The data below needs to be returned exactly, line for line.

====== Material provided ======

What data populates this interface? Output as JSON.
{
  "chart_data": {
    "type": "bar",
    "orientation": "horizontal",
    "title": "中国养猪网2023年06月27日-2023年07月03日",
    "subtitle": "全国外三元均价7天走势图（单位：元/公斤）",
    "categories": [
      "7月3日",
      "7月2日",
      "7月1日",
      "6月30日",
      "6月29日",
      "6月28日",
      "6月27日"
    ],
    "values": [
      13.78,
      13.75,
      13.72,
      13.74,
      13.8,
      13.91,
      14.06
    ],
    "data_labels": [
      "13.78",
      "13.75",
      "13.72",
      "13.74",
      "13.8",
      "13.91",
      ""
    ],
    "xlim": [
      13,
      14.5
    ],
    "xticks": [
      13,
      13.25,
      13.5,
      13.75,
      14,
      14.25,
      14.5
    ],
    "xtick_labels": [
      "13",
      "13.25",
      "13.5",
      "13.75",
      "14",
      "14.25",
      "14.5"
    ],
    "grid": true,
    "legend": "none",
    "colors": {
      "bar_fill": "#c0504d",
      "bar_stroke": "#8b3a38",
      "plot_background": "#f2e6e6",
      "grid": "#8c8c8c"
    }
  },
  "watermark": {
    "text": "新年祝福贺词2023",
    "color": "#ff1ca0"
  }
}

======

The completed task
What data populates this interface? Output as JSON.
{
  "chart_data": {
    "type": "bar",
    "orientation": "horizontal",
    "title": "中国养猪网2023年06月27日-2023年07月03日",
    "subtitle": "全国外三元均价7天走势图（单位：元/公斤）",
    "categories": [
      "7月3日",
      "7月2日",
      "7月1日",
      "6月30日",
      "6月29日",
      "6月28日",
      "6月27日"
    ],
    "values": [
      13.78,
      13.75,
      13.72,
      13.74,
      13.8,
      13.91,
      14.06
    ],
    "data_labels": [
      "13.78",
      "13.75",
      "13.72",
      "13.74",
      "13.8",
      "13.91",
      ""
    ],
    "xlim": [
      13,
      14.5
    ],
    "xticks": [
      13,
      13.25,
      13.5,
      13.75,
      14,
      14.25,
      14.5
    ],
    "xtick_labels": [
      "13",
      "13.25",
      "13.5",
      "13.75",
      "14",
      "14.25",
      "14.5"
    ],
    "grid": true,
    "legend": "none",
    "colors": {
      "bar_fill": "#c0504d",
      "bar_stroke": "#8b3a38",
      "plot_background": "#f2e6e6",
      "grid": "#8c8c8c"
    }
  },
  "watermark": {
    "text": "新年祝福贺词2023",
    "color": "#ff1ca0"
  }
}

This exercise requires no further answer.